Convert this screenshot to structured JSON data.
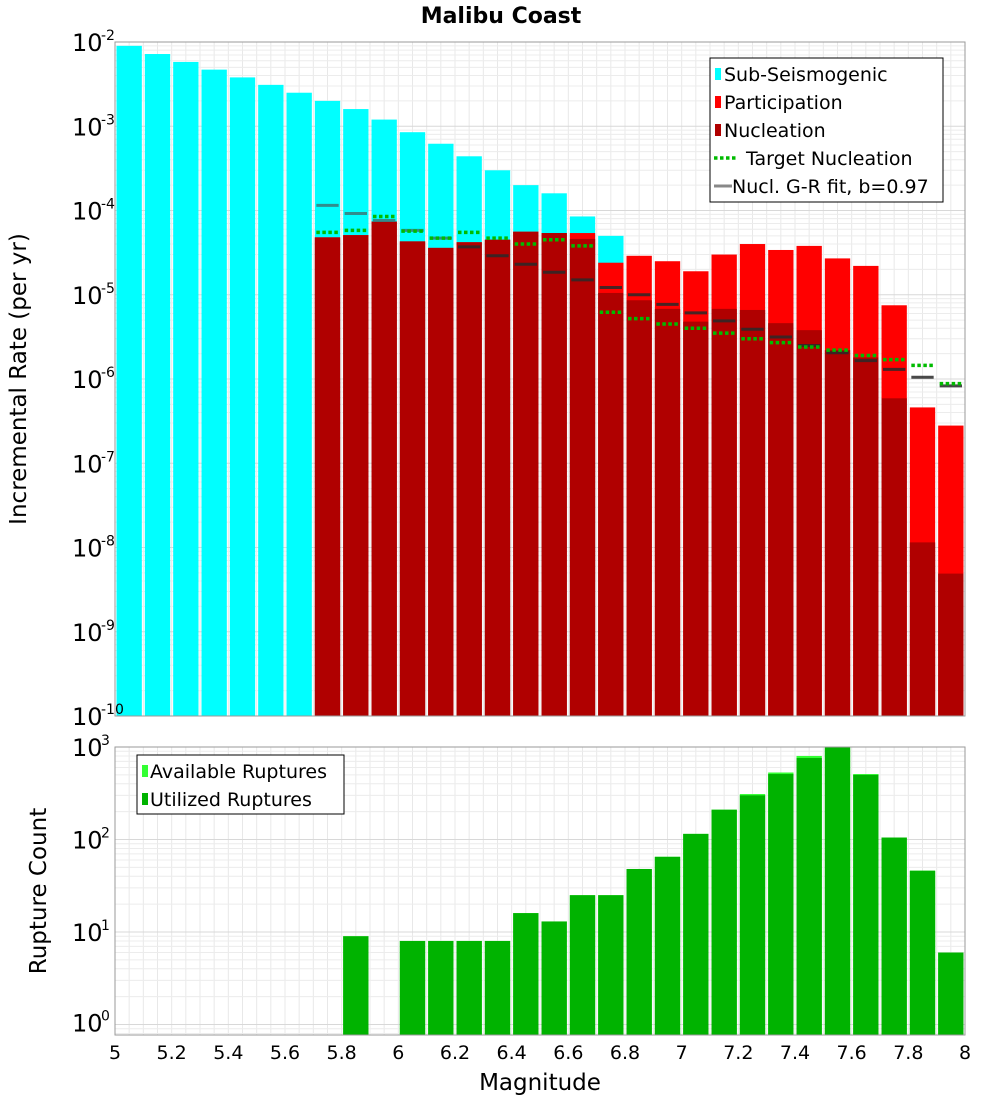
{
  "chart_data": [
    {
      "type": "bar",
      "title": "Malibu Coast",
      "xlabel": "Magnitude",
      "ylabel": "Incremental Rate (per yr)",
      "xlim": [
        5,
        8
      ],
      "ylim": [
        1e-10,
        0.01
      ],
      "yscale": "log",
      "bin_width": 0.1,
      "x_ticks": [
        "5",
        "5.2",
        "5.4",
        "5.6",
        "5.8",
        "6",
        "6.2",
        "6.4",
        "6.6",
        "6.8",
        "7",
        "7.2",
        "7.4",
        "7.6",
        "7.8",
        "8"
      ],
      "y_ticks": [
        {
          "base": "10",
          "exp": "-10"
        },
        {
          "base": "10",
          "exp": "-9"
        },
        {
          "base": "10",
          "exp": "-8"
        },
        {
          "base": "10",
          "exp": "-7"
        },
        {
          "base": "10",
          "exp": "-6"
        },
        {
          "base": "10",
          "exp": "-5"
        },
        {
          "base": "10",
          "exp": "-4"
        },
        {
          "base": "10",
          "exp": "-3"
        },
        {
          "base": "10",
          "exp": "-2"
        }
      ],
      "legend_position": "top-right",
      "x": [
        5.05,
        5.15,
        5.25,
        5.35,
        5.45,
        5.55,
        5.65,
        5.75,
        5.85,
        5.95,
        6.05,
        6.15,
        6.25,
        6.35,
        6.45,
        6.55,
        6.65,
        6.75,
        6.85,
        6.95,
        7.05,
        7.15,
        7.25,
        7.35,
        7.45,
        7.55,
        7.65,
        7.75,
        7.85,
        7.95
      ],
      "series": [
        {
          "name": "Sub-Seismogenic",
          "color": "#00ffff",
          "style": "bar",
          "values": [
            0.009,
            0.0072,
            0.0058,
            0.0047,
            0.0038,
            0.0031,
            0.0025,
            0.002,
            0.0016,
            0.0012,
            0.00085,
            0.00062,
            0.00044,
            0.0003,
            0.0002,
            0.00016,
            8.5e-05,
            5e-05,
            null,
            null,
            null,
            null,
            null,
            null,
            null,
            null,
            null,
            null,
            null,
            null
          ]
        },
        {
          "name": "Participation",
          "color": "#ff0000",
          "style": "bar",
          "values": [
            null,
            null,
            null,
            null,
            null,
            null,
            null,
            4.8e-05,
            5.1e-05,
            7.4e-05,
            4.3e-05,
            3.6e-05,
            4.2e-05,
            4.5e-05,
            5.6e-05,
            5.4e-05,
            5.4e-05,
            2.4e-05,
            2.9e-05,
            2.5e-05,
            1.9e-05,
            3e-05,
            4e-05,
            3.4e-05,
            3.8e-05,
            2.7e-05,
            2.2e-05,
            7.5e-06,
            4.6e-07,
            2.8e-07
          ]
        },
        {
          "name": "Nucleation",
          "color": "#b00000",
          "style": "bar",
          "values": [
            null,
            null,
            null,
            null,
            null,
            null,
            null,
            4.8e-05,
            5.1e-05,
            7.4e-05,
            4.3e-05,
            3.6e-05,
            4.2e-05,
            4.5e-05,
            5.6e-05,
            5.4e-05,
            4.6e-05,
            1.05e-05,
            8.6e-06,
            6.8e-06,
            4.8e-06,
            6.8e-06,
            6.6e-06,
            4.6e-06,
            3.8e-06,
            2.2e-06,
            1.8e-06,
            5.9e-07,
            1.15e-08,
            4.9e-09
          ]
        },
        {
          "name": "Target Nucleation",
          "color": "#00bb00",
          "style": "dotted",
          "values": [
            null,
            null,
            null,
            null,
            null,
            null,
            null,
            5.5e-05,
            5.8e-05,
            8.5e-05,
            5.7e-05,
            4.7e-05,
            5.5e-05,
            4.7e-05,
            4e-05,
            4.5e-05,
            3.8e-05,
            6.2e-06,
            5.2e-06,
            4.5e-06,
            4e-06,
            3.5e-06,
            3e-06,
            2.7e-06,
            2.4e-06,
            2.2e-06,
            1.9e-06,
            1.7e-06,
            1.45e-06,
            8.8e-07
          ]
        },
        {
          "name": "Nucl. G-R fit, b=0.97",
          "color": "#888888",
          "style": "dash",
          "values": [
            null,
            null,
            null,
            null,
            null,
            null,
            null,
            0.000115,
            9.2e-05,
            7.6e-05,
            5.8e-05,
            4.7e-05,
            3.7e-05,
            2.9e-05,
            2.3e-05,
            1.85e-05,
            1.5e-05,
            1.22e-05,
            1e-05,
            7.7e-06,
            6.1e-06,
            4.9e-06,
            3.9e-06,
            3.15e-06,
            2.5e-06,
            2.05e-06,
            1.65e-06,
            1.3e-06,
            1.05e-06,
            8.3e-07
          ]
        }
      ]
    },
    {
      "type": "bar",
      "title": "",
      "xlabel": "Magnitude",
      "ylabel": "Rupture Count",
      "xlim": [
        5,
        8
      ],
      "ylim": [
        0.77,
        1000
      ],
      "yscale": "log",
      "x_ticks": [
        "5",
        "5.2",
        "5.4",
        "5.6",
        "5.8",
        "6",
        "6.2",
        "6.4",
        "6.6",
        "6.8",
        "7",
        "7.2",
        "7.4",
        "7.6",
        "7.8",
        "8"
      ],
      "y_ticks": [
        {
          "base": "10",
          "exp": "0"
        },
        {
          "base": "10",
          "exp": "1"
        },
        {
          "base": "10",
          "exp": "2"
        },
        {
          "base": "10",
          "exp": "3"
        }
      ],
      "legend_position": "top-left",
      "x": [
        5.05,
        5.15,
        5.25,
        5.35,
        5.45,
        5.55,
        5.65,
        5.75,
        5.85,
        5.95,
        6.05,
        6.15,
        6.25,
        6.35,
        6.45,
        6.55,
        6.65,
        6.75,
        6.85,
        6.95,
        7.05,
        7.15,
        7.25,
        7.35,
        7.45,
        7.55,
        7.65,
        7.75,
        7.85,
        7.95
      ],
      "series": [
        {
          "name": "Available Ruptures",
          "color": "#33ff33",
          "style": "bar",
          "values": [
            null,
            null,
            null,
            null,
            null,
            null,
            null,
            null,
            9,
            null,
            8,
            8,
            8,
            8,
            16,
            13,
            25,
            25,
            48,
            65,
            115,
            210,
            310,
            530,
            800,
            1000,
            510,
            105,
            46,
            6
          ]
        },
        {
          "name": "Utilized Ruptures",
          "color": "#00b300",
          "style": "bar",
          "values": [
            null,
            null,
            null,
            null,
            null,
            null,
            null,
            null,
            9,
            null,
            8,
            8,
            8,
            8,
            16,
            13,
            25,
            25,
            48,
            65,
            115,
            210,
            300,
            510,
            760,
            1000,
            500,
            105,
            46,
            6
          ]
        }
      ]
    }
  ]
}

——————————

Omit the images and transcribe all of the records above word for word.

Convert this screenshot to structured JSON data.
{
  "chart_data": [
    {
      "type": "bar",
      "title": "Malibu Coast",
      "xlabel": "Magnitude",
      "ylabel": "Incremental Rate (per yr)",
      "xlim": [
        5,
        8
      ],
      "ylim": [
        1e-10,
        0.01
      ],
      "yscale": "log",
      "bin_width": 0.1,
      "x_ticks": [
        "5",
        "5.2",
        "5.4",
        "5.6",
        "5.8",
        "6",
        "6.2",
        "6.4",
        "6.6",
        "6.8",
        "7",
        "7.2",
        "7.4",
        "7.6",
        "7.8",
        "8"
      ],
      "y_ticks": [
        {
          "base": "10",
          "exp": "-10"
        },
        {
          "base": "10",
          "exp": "-9"
        },
        {
          "base": "10",
          "exp": "-8"
        },
        {
          "base": "10",
          "exp": "-7"
        },
        {
          "base": "10",
          "exp": "-6"
        },
        {
          "base": "10",
          "exp": "-5"
        },
        {
          "base": "10",
          "exp": "-4"
        },
        {
          "base": "10",
          "exp": "-3"
        },
        {
          "base": "10",
          "exp": "-2"
        }
      ],
      "legend_position": "top-right",
      "x": [
        5.05,
        5.15,
        5.25,
        5.35,
        5.45,
        5.55,
        5.65,
        5.75,
        5.85,
        5.95,
        6.05,
        6.15,
        6.25,
        6.35,
        6.45,
        6.55,
        6.65,
        6.75,
        6.85,
        6.95,
        7.05,
        7.15,
        7.25,
        7.35,
        7.45,
        7.55,
        7.65,
        7.75,
        7.85,
        7.95
      ],
      "series": [
        {
          "name": "Sub-Seismogenic",
          "color": "#00ffff",
          "style": "bar",
          "values": [
            0.009,
            0.0072,
            0.0058,
            0.0047,
            0.0038,
            0.0031,
            0.0025,
            0.002,
            0.0016,
            0.0012,
            0.00085,
            0.00062,
            0.00044,
            0.0003,
            0.0002,
            0.00016,
            8.5e-05,
            5e-05,
            null,
            null,
            null,
            null,
            null,
            null,
            null,
            null,
            null,
            null,
            null,
            null
          ]
        },
        {
          "name": "Participation",
          "color": "#ff0000",
          "style": "bar",
          "values": [
            null,
            null,
            null,
            null,
            null,
            null,
            null,
            4.8e-05,
            5.1e-05,
            7.4e-05,
            4.3e-05,
            3.6e-05,
            4.2e-05,
            4.5e-05,
            5.6e-05,
            5.4e-05,
            5.4e-05,
            2.4e-05,
            2.9e-05,
            2.5e-05,
            1.9e-05,
            3e-05,
            4e-05,
            3.4e-05,
            3.8e-05,
            2.7e-05,
            2.2e-05,
            7.5e-06,
            4.6e-07,
            2.8e-07
          ]
        },
        {
          "name": "Nucleation",
          "color": "#b00000",
          "style": "bar",
          "values": [
            null,
            null,
            null,
            null,
            null,
            null,
            null,
            4.8e-05,
            5.1e-05,
            7.4e-05,
            4.3e-05,
            3.6e-05,
            4.2e-05,
            4.5e-05,
            5.6e-05,
            5.4e-05,
            4.6e-05,
            1.05e-05,
            8.6e-06,
            6.8e-06,
            4.8e-06,
            6.8e-06,
            6.6e-06,
            4.6e-06,
            3.8e-06,
            2.2e-06,
            1.8e-06,
            5.9e-07,
            1.15e-08,
            4.9e-09
          ]
        },
        {
          "name": "Target Nucleation",
          "color": "#00bb00",
          "style": "dotted",
          "values": [
            null,
            null,
            null,
            null,
            null,
            null,
            null,
            5.5e-05,
            5.8e-05,
            8.5e-05,
            5.7e-05,
            4.7e-05,
            5.5e-05,
            4.7e-05,
            4e-05,
            4.5e-05,
            3.8e-05,
            6.2e-06,
            5.2e-06,
            4.5e-06,
            4e-06,
            3.5e-06,
            3e-06,
            2.7e-06,
            2.4e-06,
            2.2e-06,
            1.9e-06,
            1.7e-06,
            1.45e-06,
            8.8e-07
          ]
        },
        {
          "name": "Nucl. G-R fit, b=0.97",
          "color": "#888888",
          "style": "dash",
          "values": [
            null,
            null,
            null,
            null,
            null,
            null,
            null,
            0.000115,
            9.2e-05,
            7.6e-05,
            5.8e-05,
            4.7e-05,
            3.7e-05,
            2.9e-05,
            2.3e-05,
            1.85e-05,
            1.5e-05,
            1.22e-05,
            1e-05,
            7.7e-06,
            6.1e-06,
            4.9e-06,
            3.9e-06,
            3.15e-06,
            2.5e-06,
            2.05e-06,
            1.65e-06,
            1.3e-06,
            1.05e-06,
            8.3e-07
          ]
        }
      ]
    },
    {
      "type": "bar",
      "title": "",
      "xlabel": "Magnitude",
      "ylabel": "Rupture Count",
      "xlim": [
        5,
        8
      ],
      "ylim": [
        0.77,
        1000
      ],
      "yscale": "log",
      "x_ticks": [
        "5",
        "5.2",
        "5.4",
        "5.6",
        "5.8",
        "6",
        "6.2",
        "6.4",
        "6.6",
        "6.8",
        "7",
        "7.2",
        "7.4",
        "7.6",
        "7.8",
        "8"
      ],
      "y_ticks": [
        {
          "base": "10",
          "exp": "0"
        },
        {
          "base": "10",
          "exp": "1"
        },
        {
          "base": "10",
          "exp": "2"
        },
        {
          "base": "10",
          "exp": "3"
        }
      ],
      "legend_position": "top-left",
      "x": [
        5.05,
        5.15,
        5.25,
        5.35,
        5.45,
        5.55,
        5.65,
        5.75,
        5.85,
        5.95,
        6.05,
        6.15,
        6.25,
        6.35,
        6.45,
        6.55,
        6.65,
        6.75,
        6.85,
        6.95,
        7.05,
        7.15,
        7.25,
        7.35,
        7.45,
        7.55,
        7.65,
        7.75,
        7.85,
        7.95
      ],
      "series": [
        {
          "name": "Available Ruptures",
          "color": "#33ff33",
          "style": "bar",
          "values": [
            null,
            null,
            null,
            null,
            null,
            null,
            null,
            null,
            9,
            null,
            8,
            8,
            8,
            8,
            16,
            13,
            25,
            25,
            48,
            65,
            115,
            210,
            310,
            530,
            800,
            1000,
            510,
            105,
            46,
            6
          ]
        },
        {
          "name": "Utilized Ruptures",
          "color": "#00b300",
          "style": "bar",
          "values": [
            null,
            null,
            null,
            null,
            null,
            null,
            null,
            null,
            9,
            null,
            8,
            8,
            8,
            8,
            16,
            13,
            25,
            25,
            48,
            65,
            115,
            210,
            300,
            510,
            760,
            1000,
            500,
            105,
            46,
            6
          ]
        }
      ]
    }
  ]
}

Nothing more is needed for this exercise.